Aim. All the entries need to be quoted exactly, apart from the pictures, which you should drop.

Records for the task.
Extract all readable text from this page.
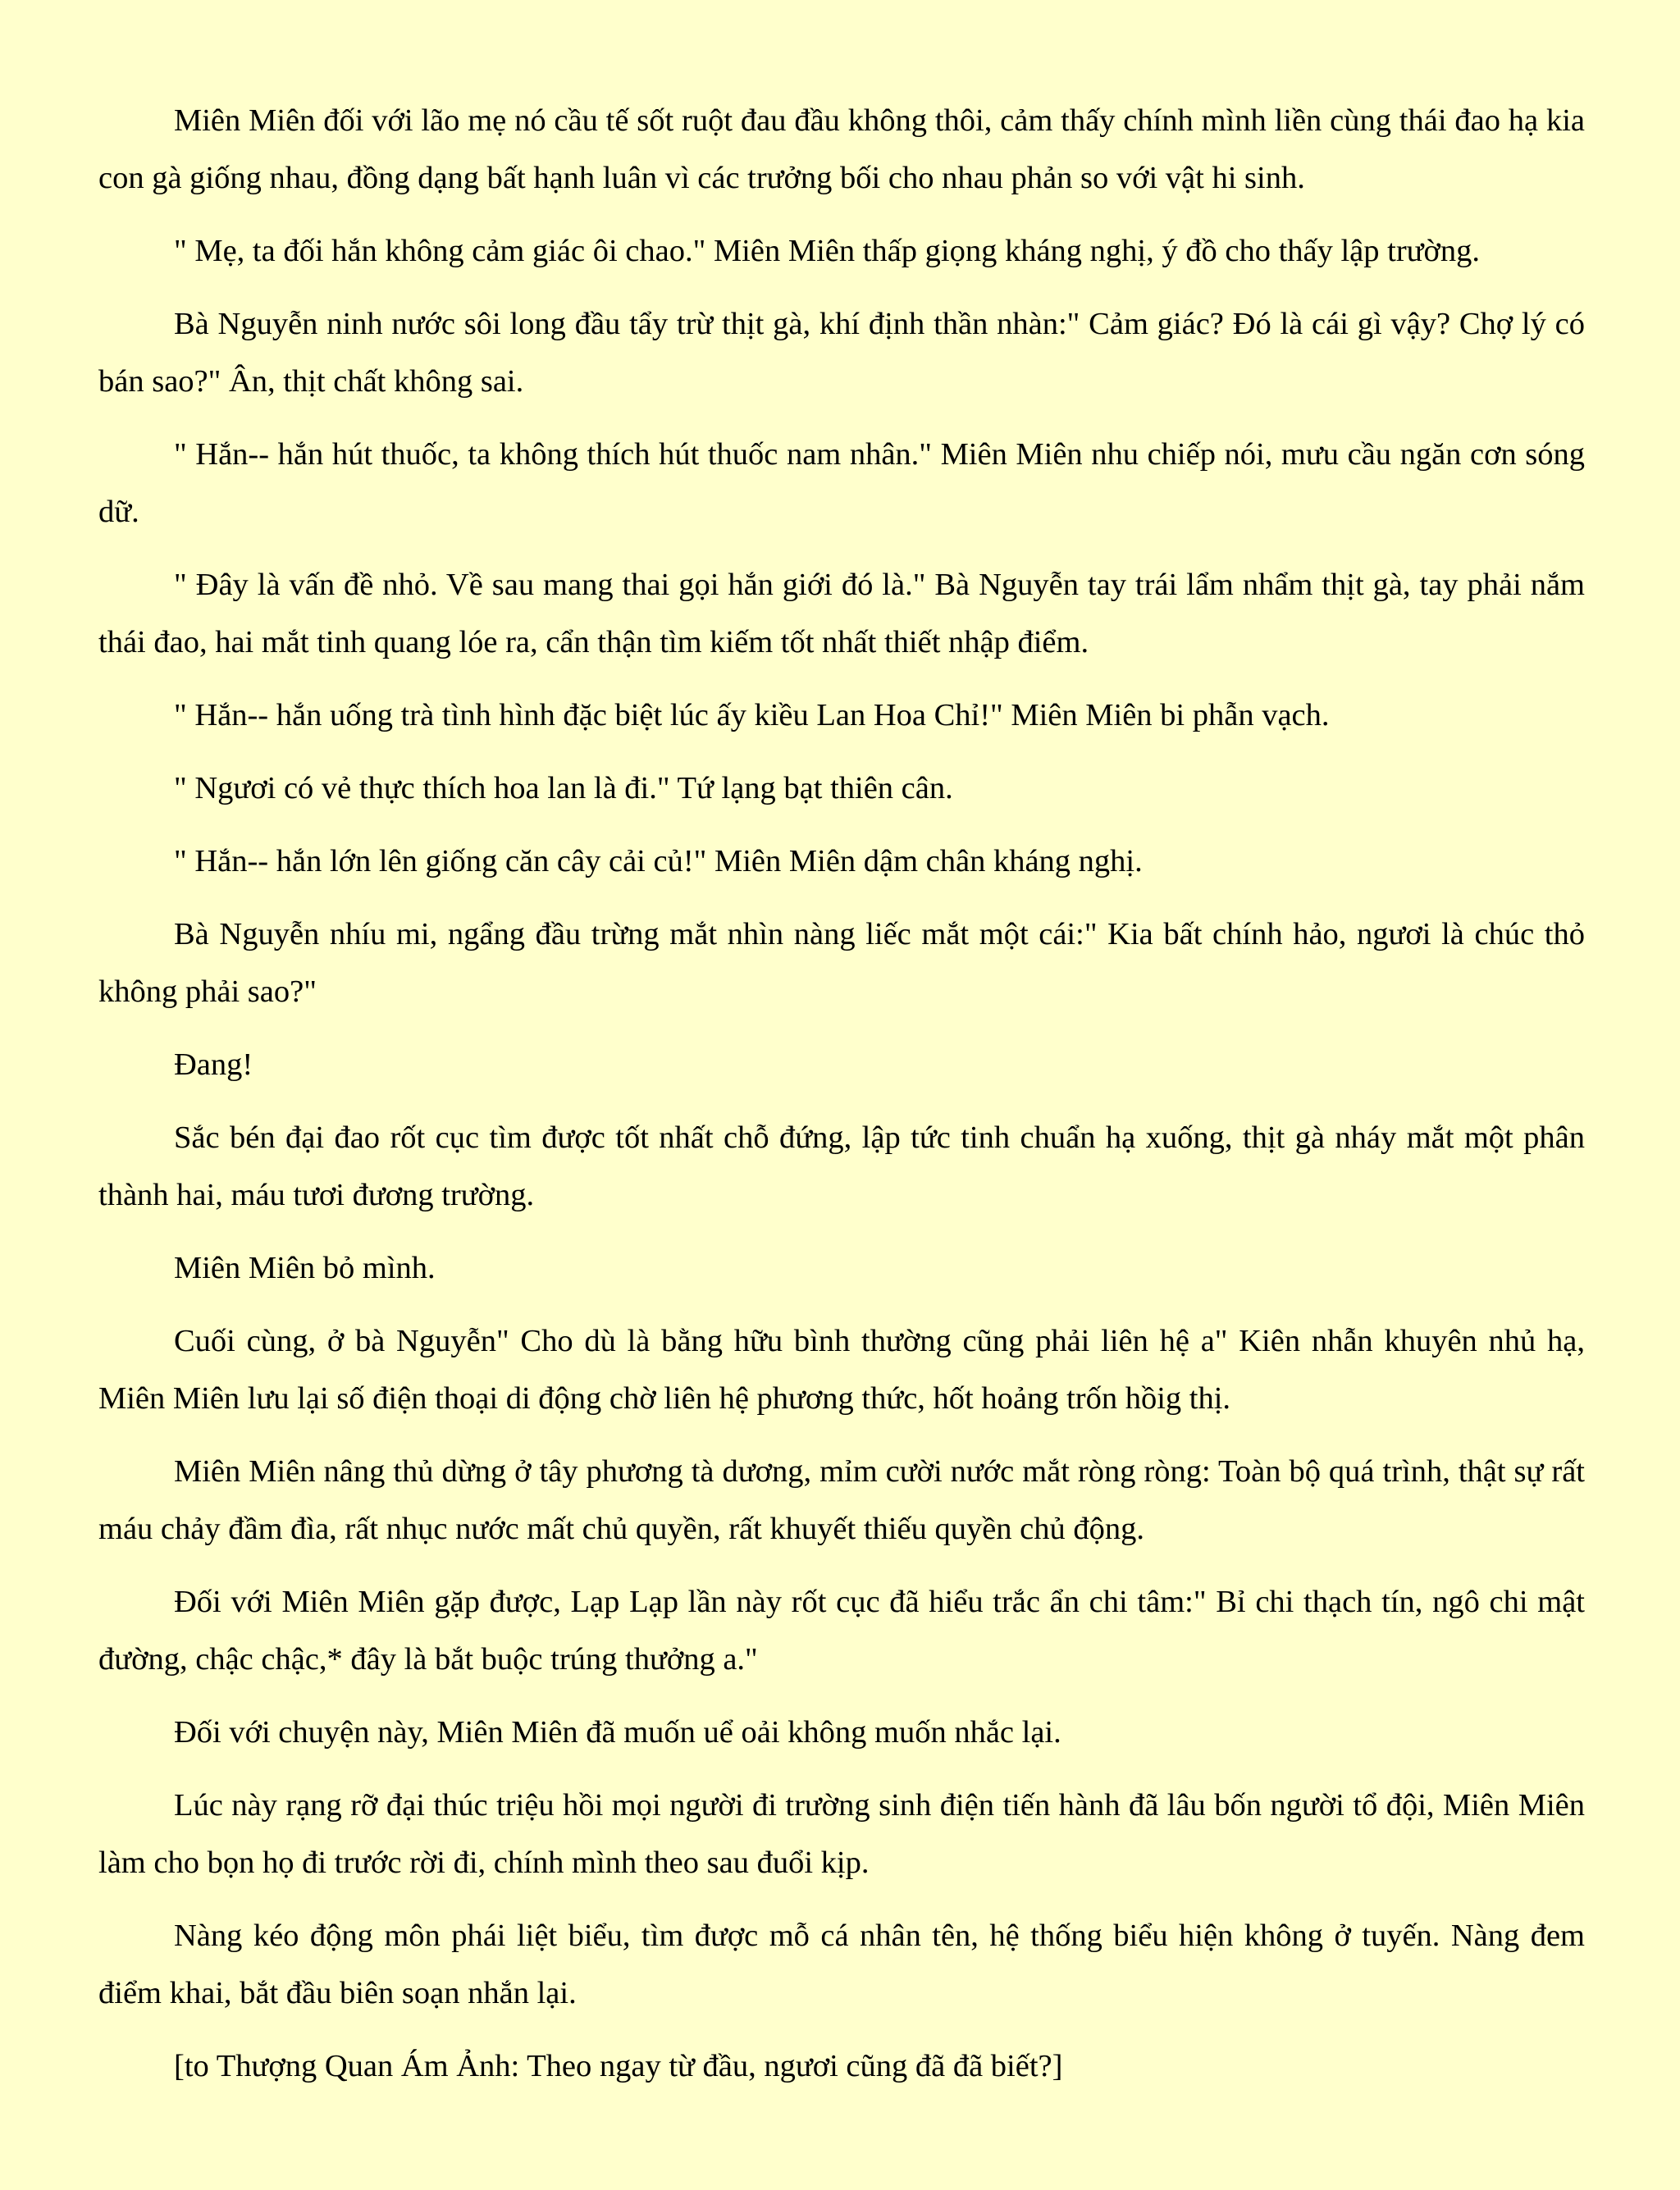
Miên Miên đối với lão mẹ nó cầu tế sốt ruột đau đầu không thôi, cảm thấy chính mình liền cùng thái đao hạ kia con gà giống nhau, đồng dạng bất hạnh luân vì các trưởng bối cho nhau phản so với vật hi sinh.

" Mẹ, ta đối hắn không cảm giác ôi chao." Miên Miên thấp giọng kháng nghị, ý đồ cho thấy lập trường.

Bà Nguyễn ninh nước sôi long đầu tẩy trừ thịt gà, khí định thần nhàn:" Cảm giác? Đó là cái gì vậy? Chợ lý có bán sao?" Ân, thịt chất không sai.

" Hắn-- hắn hút thuốc, ta không thích hút thuốc nam nhân." Miên Miên nhu chiếp nói, mưu cầu ngăn cơn sóng dữ.

" Đây là vấn đề nhỏ. Về sau mang thai gọi hắn giới đó là." Bà Nguyễn tay trái lẩm nhẩm thịt gà, tay phải nắm thái đao, hai mắt tinh quang lóe ra, cẩn thận tìm kiếm tốt nhất thiết nhập điểm.

" Hắn-- hắn uống trà tình hình đặc biệt lúc ấy kiều Lan Hoa Chỉ!" Miên Miên bi phẫn vạch.

" Ngươi có vẻ thực thích hoa lan là đi." Tứ lạng bạt thiên cân.

" Hắn-- hắn lớn lên giống căn cây cải củ!" Miên Miên dậm chân kháng nghị.

Bà Nguyễn nhíu mi, ngẩng đầu trừng mắt nhìn nàng liếc mắt một cái:" Kia bất chính hảo, ngươi là chúc thỏ không phải sao?"

Đang!

Sắc bén đại đao rốt cục tìm được tốt nhất chỗ đứng, lập tức tinh chuẩn hạ xuống, thịt gà nháy mắt một phân thành hai, máu tươi đương trường.

Miên Miên bỏ mình.

Cuối cùng, ở bà Nguyễn" Cho dù là bằng hữu bình thường cũng phải liên hệ a" Kiên nhẫn khuyên nhủ hạ, Miên Miên lưu lại số điện thoại di động chờ liên hệ phương thức, hốt hoảng trốn hồig thị.

Miên Miên nâng thủ dừng ở tây phương tà dương, mỉm cười nước mắt ròng ròng: Toàn bộ quá trình, thật sự rất máu chảy đầm đìa, rất nhục nước mất chủ quyền, rất khuyết thiếu quyền chủ động.

Đối với Miên Miên gặp được, Lạp Lạp lần này rốt cục đã hiểu trắc ẩn chi tâm:" Bỉ chi thạch tín, ngô chi mật đường, chậc chậc,* đây là bắt buộc trúng thưởng a."

Đối với chuyện này, Miên Miên đã muốn uể oải không muốn nhắc lại.

Lúc này rạng rỡ đại thúc triệu hồi mọi người đi trường sinh điện tiến hành đã lâu bốn người tổ đội, Miên Miên làm cho bọn họ đi trước rời đi, chính mình theo sau đuổi kịp.

Nàng kéo động môn phái liệt biểu, tìm được mỗ cá nhân tên, hệ thống biểu hiện không ở tuyến. Nàng đem điểm khai, bắt đầu biên soạn nhắn lại.

[to Thượng Quan Ám Ảnh: Theo ngay từ đầu, ngươi cũng đã đã biết?]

Task answer.
Extract all readable text from this page.
Miên Miên đối với lão mẹ nó cầu tế sốt ruột đau đầu không thôi, cảm thấy chính mình liền cùng thái đao hạ kia con gà giống nhau, đồng dạng bất hạnh luân vì các trưởng bối cho nhau phản so với vật hi sinh.

" Mẹ, ta đối hắn không cảm giác ôi chao." Miên Miên thấp giọng kháng nghị, ý đồ cho thấy lập trường.

Bà Nguyễn ninh nước sôi long đầu tẩy trừ thịt gà, khí định thần nhàn:" Cảm giác? Đó là cái gì vậy? Chợ lý có bán sao?" Ân, thịt chất không sai.

" Hắn-- hắn hút thuốc, ta không thích hút thuốc nam nhân." Miên Miên nhu chiếp nói, mưu cầu ngăn cơn sóng dữ.

" Đây là vấn đề nhỏ. Về sau mang thai gọi hắn giới đó là." Bà Nguyễn tay trái lẩm nhẩm thịt gà, tay phải nắm thái đao, hai mắt tinh quang lóe ra, cẩn thận tìm kiếm tốt nhất thiết nhập điểm.

" Hắn-- hắn uống trà tình hình đặc biệt lúc ấy kiều Lan Hoa Chỉ!" Miên Miên bi phẫn vạch.

" Ngươi có vẻ thực thích hoa lan là đi." Tứ lạng bạt thiên cân.

" Hắn-- hắn lớn lên giống căn cây cải củ!" Miên Miên dậm chân kháng nghị.

Bà Nguyễn nhíu mi, ngẩng đầu trừng mắt nhìn nàng liếc mắt một cái:" Kia bất chính hảo, ngươi là chúc thỏ không phải sao?"

Đang!

Sắc bén đại đao rốt cục tìm được tốt nhất chỗ đứng, lập tức tinh chuẩn hạ xuống, thịt gà nháy mắt một phân thành hai, máu tươi đương trường.

Miên Miên bỏ mình.

Cuối cùng, ở bà Nguyễn" Cho dù là bằng hữu bình thường cũng phải liên hệ a" Kiên nhẫn khuyên nhủ hạ, Miên Miên lưu lại số điện thoại di động chờ liên hệ phương thức, hốt hoảng trốn hồig thị.

Miên Miên nâng thủ dừng ở tây phương tà dương, mỉm cười nước mắt ròng ròng: Toàn bộ quá trình, thật sự rất máu chảy đầm đìa, rất nhục nước mất chủ quyền, rất khuyết thiếu quyền chủ động.

Đối với Miên Miên gặp được, Lạp Lạp lần này rốt cục đã hiểu trắc ẩn chi tâm:" Bỉ chi thạch tín, ngô chi mật đường, chậc chậc,* đây là bắt buộc trúng thưởng a."

Đối với chuyện này, Miên Miên đã muốn uể oải không muốn nhắc lại.

Lúc này rạng rỡ đại thúc triệu hồi mọi người đi trường sinh điện tiến hành đã lâu bốn người tổ đội, Miên Miên làm cho bọn họ đi trước rời đi, chính mình theo sau đuổi kịp.

Nàng kéo động môn phái liệt biểu, tìm được mỗ cá nhân tên, hệ thống biểu hiện không ở tuyến. Nàng đem điểm khai, bắt đầu biên soạn nhắn lại.

[to Thượng Quan Ám Ảnh: Theo ngay từ đầu, ngươi cũng đã đã biết?]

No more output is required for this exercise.